> [What is being asked]
Print the lines of the items below without alteration, starting at the line that contains "Pick out 55" and ending at the line that contains "page-title: 班级开班 — [40, 124, 113, 147]", with both of those lines included.

> [Task material]

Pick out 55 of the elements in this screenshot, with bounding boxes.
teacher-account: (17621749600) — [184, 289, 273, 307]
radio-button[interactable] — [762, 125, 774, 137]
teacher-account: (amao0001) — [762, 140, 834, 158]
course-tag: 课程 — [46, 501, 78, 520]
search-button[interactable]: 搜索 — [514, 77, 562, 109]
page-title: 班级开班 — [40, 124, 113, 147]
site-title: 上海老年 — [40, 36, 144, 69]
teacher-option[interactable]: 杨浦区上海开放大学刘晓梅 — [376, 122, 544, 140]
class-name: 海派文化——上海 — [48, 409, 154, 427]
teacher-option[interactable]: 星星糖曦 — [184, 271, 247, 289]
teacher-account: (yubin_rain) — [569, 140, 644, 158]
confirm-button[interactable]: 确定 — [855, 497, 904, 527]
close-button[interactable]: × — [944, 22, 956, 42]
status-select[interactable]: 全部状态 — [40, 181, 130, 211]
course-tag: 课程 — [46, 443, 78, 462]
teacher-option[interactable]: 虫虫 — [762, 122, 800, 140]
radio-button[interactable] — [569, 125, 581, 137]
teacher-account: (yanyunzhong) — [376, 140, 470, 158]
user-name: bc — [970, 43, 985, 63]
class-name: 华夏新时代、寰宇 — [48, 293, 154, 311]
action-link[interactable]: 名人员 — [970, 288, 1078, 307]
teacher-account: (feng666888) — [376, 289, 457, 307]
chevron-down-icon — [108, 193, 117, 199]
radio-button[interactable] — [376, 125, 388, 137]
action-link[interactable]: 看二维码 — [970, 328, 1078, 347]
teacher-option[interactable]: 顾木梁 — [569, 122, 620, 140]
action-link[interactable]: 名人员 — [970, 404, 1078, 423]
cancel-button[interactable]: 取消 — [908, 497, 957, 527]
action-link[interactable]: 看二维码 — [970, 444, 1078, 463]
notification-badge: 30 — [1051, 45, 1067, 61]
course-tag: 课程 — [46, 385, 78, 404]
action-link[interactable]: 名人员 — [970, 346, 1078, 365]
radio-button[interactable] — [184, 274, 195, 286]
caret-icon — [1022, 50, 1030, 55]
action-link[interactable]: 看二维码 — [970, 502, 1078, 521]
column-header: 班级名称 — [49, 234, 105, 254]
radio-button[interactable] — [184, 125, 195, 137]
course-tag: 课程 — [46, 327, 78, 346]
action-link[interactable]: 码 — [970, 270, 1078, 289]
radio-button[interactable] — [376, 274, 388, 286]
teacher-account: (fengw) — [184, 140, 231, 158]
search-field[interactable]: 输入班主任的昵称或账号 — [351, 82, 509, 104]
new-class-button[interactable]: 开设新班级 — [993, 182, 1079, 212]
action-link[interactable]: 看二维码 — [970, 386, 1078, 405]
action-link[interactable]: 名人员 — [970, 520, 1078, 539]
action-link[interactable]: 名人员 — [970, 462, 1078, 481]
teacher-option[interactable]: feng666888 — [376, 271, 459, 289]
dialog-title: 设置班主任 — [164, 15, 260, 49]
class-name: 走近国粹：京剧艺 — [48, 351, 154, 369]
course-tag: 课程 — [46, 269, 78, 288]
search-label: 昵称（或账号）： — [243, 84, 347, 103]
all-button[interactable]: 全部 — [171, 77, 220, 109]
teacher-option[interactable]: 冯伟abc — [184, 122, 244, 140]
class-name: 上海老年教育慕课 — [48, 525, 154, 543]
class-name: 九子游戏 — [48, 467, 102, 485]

...

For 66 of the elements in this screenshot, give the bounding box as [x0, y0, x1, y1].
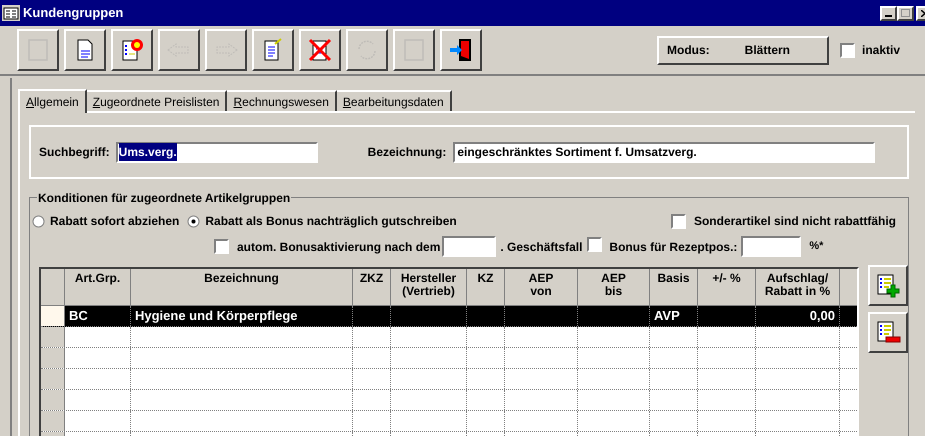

> [Exercise response]
Pick out 55 of the elements in this screenshot, with bounding boxes.
teacher-account: (17621749600) — [184, 289, 273, 307]
radio-button[interactable] — [762, 125, 774, 137]
teacher-account: (amao0001) — [762, 140, 834, 158]
course-tag: 课程 — [46, 501, 78, 520]
search-button[interactable]: 搜索 — [514, 77, 562, 109]
page-title: 班级开班 — [40, 124, 113, 147]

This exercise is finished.